Exercise: Retype each line of the material exactly, please, skipping any picture in it.

Data shown:
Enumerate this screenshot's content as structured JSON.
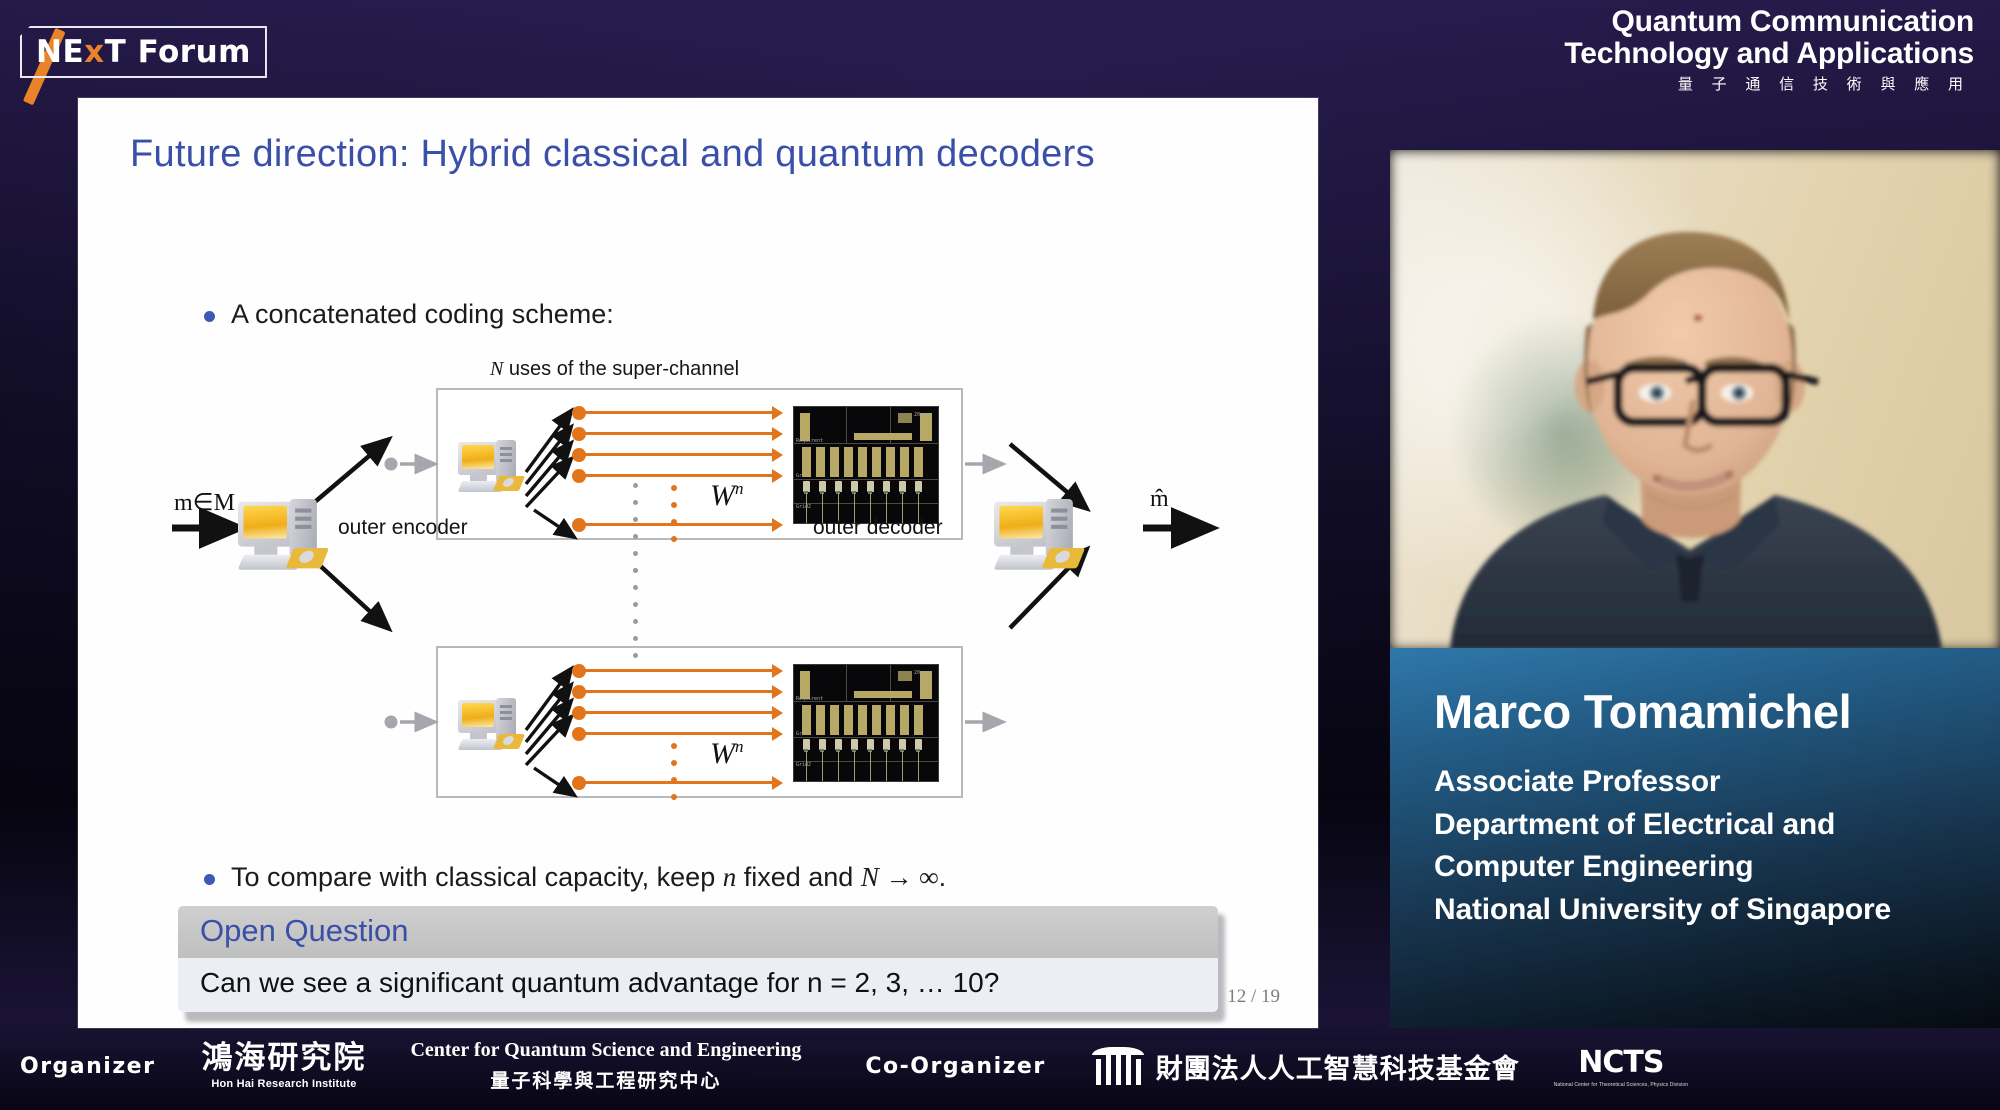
{
  "header": {
    "logo": {
      "pre": "NE",
      "x": "x",
      "post": "T Forum",
      "alt": "NExT Forum"
    },
    "conference": {
      "line1": "Quantum Communication",
      "line2": "Technology and Applications",
      "line3": "量 子 通 信 技 術 與 應 用"
    }
  },
  "slide": {
    "title": "Future direction: Hybrid classical and quantum decoders",
    "bullets": [
      {
        "text_before": "A concatenated coding scheme:"
      },
      {
        "text_before": "To compare with classical capacity, keep ",
        "math1": "n",
        "text_mid": " fixed and ",
        "math2": "N → ∞",
        "text_after": "."
      }
    ],
    "diagram": {
      "supercap_label_math": "N",
      "supercap_label_text": " uses of the super-channel",
      "input_label": "m∈M",
      "output_label": "m̂",
      "encoder_label": "outer encoder",
      "decoder_label": "outer decoder",
      "channel_label": "W",
      "channel_exponent": "n",
      "node_count": 4,
      "chip_labels": [
        "Requirent",
        "Grid",
        "Grid2",
        "20 µm"
      ]
    },
    "open_question": {
      "heading": "Open Question",
      "body": "Can we see a significant quantum advantage for n = 2, 3, … 10?"
    },
    "page_number": "12 / 19"
  },
  "video": {
    "speaker_name": "Marco Tomamichel",
    "affiliation_lines": [
      "Associate Professor",
      "Department of Electrical and",
      "Computer Engineering",
      "National University of Singapore"
    ]
  },
  "footer": {
    "organizer_label": "Organizer",
    "coorganizer_label": "Co-Organizer",
    "honhai": {
      "cn": "鴻海研究院",
      "en": "Hon Hai Research Institute"
    },
    "cqse": {
      "en": "Center for Quantum Science and Engineering",
      "cn": "量子科學與工程研究中心"
    },
    "aif": {
      "name": "財團法人人工智慧科技基金會"
    },
    "ncts": {
      "big": "NCTS",
      "small": "National Center for Theoretical Sciences, Physics Division"
    }
  },
  "colors": {
    "accent_orange": "#e8832a",
    "slide_title_blue": "#3a4fa8",
    "wire_orange": "#e2741c",
    "namecard_blue": "#2f78ab"
  }
}
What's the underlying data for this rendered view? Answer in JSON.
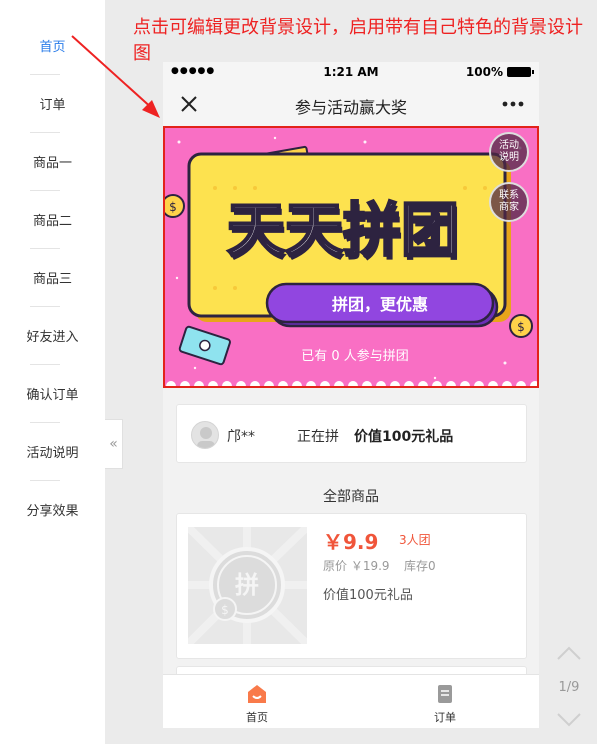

Task answer:
Enumerate this screenshot's content as structured JSON.
{
  "header": {
    "logo": {
      "pre": "NE",
      "x": "x",
      "post": "T Forum",
      "alt": "NExT Forum"
    },
    "conference": {
      "line1": "Quantum Communication",
      "line2": "Technology and Applications",
      "line3": "量 子 通 信 技 術 與 應 用"
    }
  },
  "slide": {
    "title": "Future direction: Hybrid classical and quantum decoders",
    "bullets": [
      {
        "text_before": "A concatenated coding scheme:"
      },
      {
        "text_before": "To compare with classical capacity, keep ",
        "math1": "n",
        "text_mid": " fixed and ",
        "math2": "N → ∞",
        "text_after": "."
      }
    ],
    "diagram": {
      "supercap_label_math": "N",
      "supercap_label_text": " uses of the super-channel",
      "input_label": "m∈M",
      "output_label": "m̂",
      "encoder_label": "outer encoder",
      "decoder_label": "outer decoder",
      "channel_label": "W",
      "channel_exponent": "n",
      "node_count": 4,
      "chip_labels": [
        "Requirent",
        "Grid",
        "Grid2",
        "20 µm"
      ]
    },
    "open_question": {
      "heading": "Open Question",
      "body": "Can we see a significant quantum advantage for n = 2, 3, … 10?"
    },
    "page_number": "12 / 19"
  },
  "video": {
    "speaker_name": "Marco Tomamichel",
    "affiliation_lines": [
      "Associate Professor",
      "Department of Electrical and",
      "Computer Engineering",
      "National University of Singapore"
    ]
  },
  "footer": {
    "organizer_label": "Organizer",
    "coorganizer_label": "Co-Organizer",
    "honhai": {
      "cn": "鴻海研究院",
      "en": "Hon Hai Research Institute"
    },
    "cqse": {
      "en": "Center for Quantum Science and Engineering",
      "cn": "量子科學與工程研究中心"
    },
    "aif": {
      "name": "財團法人人工智慧科技基金會"
    },
    "ncts": {
      "big": "NCTS",
      "small": "National Center for Theoretical Sciences, Physics Division"
    }
  },
  "colors": {
    "accent_orange": "#e8832a",
    "slide_title_blue": "#3a4fa8",
    "wire_orange": "#e2741c",
    "namecard_blue": "#2f78ab"
  }
}
What's the underlying data for this rendered view? Answer in JSON.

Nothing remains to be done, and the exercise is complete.